--- start of Records for the task ---

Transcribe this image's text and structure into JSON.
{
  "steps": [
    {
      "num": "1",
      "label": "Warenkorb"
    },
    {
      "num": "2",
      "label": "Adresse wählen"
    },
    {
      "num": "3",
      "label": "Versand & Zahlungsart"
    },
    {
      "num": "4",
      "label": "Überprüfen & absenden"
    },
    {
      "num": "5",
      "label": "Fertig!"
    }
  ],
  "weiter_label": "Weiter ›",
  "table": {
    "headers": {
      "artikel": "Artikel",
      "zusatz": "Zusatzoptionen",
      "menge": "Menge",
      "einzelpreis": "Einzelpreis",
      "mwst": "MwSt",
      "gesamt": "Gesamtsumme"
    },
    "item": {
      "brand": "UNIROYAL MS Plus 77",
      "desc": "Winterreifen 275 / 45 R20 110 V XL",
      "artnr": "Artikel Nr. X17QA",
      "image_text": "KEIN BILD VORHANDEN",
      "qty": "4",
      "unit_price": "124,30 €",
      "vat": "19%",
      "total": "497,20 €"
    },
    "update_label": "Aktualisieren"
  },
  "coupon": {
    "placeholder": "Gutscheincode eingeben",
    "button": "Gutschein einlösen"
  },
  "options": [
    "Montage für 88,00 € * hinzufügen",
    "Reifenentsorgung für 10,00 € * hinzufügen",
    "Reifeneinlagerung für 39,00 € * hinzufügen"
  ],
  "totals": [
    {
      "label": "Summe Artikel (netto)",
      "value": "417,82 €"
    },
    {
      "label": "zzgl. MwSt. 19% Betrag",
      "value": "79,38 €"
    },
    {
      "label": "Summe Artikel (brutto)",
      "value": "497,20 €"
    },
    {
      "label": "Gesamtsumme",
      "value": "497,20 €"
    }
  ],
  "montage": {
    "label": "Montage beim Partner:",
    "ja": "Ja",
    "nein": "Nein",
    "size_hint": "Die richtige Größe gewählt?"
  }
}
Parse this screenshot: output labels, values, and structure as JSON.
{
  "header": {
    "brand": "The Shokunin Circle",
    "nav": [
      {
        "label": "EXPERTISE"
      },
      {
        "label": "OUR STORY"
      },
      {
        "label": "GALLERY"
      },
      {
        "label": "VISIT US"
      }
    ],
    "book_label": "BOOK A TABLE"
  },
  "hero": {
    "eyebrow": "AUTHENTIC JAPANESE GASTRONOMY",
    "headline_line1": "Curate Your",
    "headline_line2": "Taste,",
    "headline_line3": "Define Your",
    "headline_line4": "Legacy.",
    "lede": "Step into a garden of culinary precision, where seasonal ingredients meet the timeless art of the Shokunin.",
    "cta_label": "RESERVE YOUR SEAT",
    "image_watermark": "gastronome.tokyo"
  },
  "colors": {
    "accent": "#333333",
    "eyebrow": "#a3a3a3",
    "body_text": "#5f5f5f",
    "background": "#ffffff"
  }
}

--- end of Records for the task ---

Given task |
Every line above should be printed again exactly as it stands.

Reply |
Transcribe this image's text and structure into JSON.
{
  "steps": [
    {
      "num": "1",
      "label": "Warenkorb"
    },
    {
      "num": "2",
      "label": "Adresse wählen"
    },
    {
      "num": "3",
      "label": "Versand & Zahlungsart"
    },
    {
      "num": "4",
      "label": "Überprüfen & absenden"
    },
    {
      "num": "5",
      "label": "Fertig!"
    }
  ],
  "weiter_label": "Weiter ›",
  "table": {
    "headers": {
      "artikel": "Artikel",
      "zusatz": "Zusatzoptionen",
      "menge": "Menge",
      "einzelpreis": "Einzelpreis",
      "mwst": "MwSt",
      "gesamt": "Gesamtsumme"
    },
    "item": {
      "brand": "UNIROYAL MS Plus 77",
      "desc": "Winterreifen 275 / 45 R20 110 V XL",
      "artnr": "Artikel Nr. X17QA",
      "image_text": "KEIN BILD VORHANDEN",
      "qty": "4",
      "unit_price": "124,30 €",
      "vat": "19%",
      "total": "497,20 €"
    },
    "update_label": "Aktualisieren"
  },
  "coupon": {
    "placeholder": "Gutscheincode eingeben",
    "button": "Gutschein einlösen"
  },
  "options": [
    "Montage für 88,00 € * hinzufügen",
    "Reifenentsorgung für 10,00 € * hinzufügen",
    "Reifeneinlagerung für 39,00 € * hinzufügen"
  ],
  "totals": [
    {
      "label": "Summe Artikel (netto)",
      "value": "417,82 €"
    },
    {
      "label": "zzgl. MwSt. 19% Betrag",
      "value": "79,38 €"
    },
    {
      "label": "Summe Artikel (brutto)",
      "value": "497,20 €"
    },
    {
      "label": "Gesamtsumme",
      "value": "497,20 €"
    }
  ],
  "montage": {
    "label": "Montage beim Partner:",
    "ja": "Ja",
    "nein": "Nein",
    "size_hint": "Die richtige Größe gewählt?"
  }
}
Parse this screenshot: output labels, values, and structure as JSON.
{
  "header": {
    "brand": "The Shokunin Circle",
    "nav": [
      {
        "label": "EXPERTISE"
      },
      {
        "label": "OUR STORY"
      },
      {
        "label": "GALLERY"
      },
      {
        "label": "VISIT US"
      }
    ],
    "book_label": "BOOK A TABLE"
  },
  "hero": {
    "eyebrow": "AUTHENTIC JAPANESE GASTRONOMY",
    "headline_line1": "Curate Your",
    "headline_line2": "Taste,",
    "headline_line3": "Define Your",
    "headline_line4": "Legacy.",
    "lede": "Step into a garden of culinary precision, where seasonal ingredients meet the timeless art of the Shokunin.",
    "cta_label": "RESERVE YOUR SEAT",
    "image_watermark": "gastronome.tokyo"
  },
  "colors": {
    "accent": "#333333",
    "eyebrow": "#a3a3a3",
    "body_text": "#5f5f5f",
    "background": "#ffffff"
  }
}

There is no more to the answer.